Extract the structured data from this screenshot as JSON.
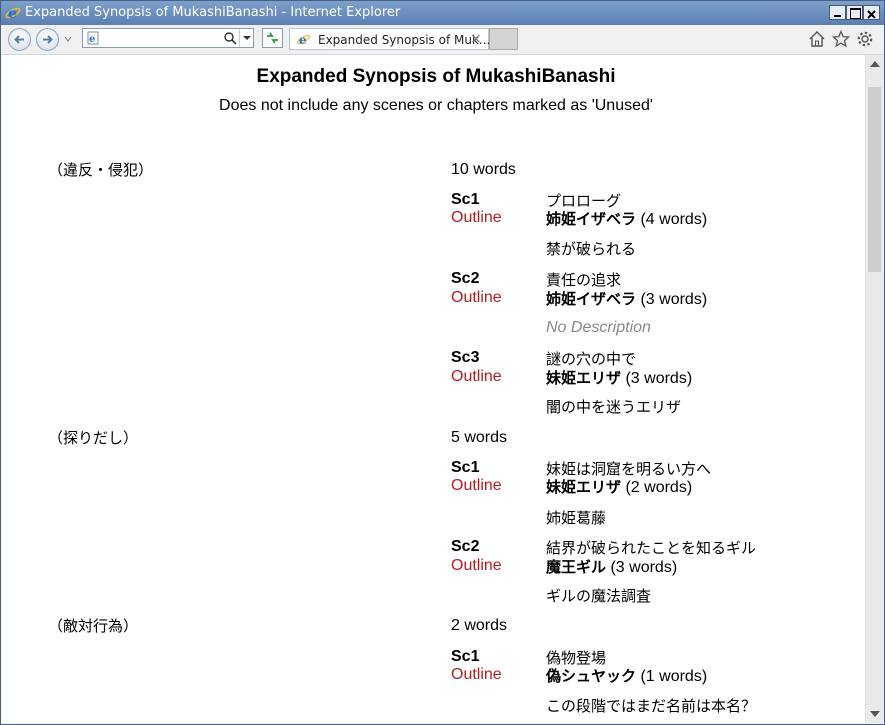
{
  "window": {
    "title": "Expanded Synopsis of MukashiBanashi - Internet Explorer"
  },
  "toolbar": {
    "address_value": "",
    "tab_label": "Expanded Synopsis of Muk...",
    "tab_close": "×"
  },
  "page": {
    "title": "Expanded Synopsis of MukashiBanashi",
    "subtitle": "Does not include any scenes or chapters marked as 'Unused'",
    "chapters": [
      {
        "name": "（違反・侵犯）",
        "words": "10 words",
        "scenes": [
          {
            "id": "Sc1",
            "outline": "Outline",
            "title": "プロローグ",
            "character": "姉姫イザベラ",
            "char_words": " (4 words)",
            "description": "禁が破られる"
          },
          {
            "id": "Sc2",
            "outline": "Outline",
            "title": "責任の追求",
            "character": "姉姫イザベラ",
            "char_words": " (3 words)",
            "description": "No Description"
          },
          {
            "id": "Sc3",
            "outline": "Outline",
            "title": "謎の穴の中で",
            "character": "妹姫エリザ",
            "char_words": " (3 words)",
            "description": "闇の中を迷うエリザ"
          }
        ]
      },
      {
        "name": "（探りだし）",
        "words": "5 words",
        "scenes": [
          {
            "id": "Sc1",
            "outline": "Outline",
            "title": "妹姫は洞窟を明るい方へ",
            "character": "妹姫エリザ",
            "char_words": " (2 words)",
            "description": "姉姫葛藤"
          },
          {
            "id": "Sc2",
            "outline": "Outline",
            "title": "結界が破られたことを知るギル",
            "character": "魔王ギル",
            "char_words": " (3 words)",
            "description": "ギルの魔法調査"
          }
        ]
      },
      {
        "name": "（敵対行為）",
        "words": "2 words",
        "scenes": [
          {
            "id": "Sc1",
            "outline": "Outline",
            "title": "偽物登場",
            "character": "偽シュヤック",
            "char_words": " (1 words)",
            "description": "この段階ではまだ名前は本名？"
          }
        ]
      }
    ]
  }
}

-=-=-=-=-

▸ What this task involves
Copy each line of the entries that includes the word "description".

▸ Response
            "description": "禁が破られる"
            "description": "No Description"
            "description": "闇の中を迷うエリザ"
            "description": "姉姫葛藤"
            "description": "ギルの魔法調査"
            "description": "この段階ではまだ名前は本名？"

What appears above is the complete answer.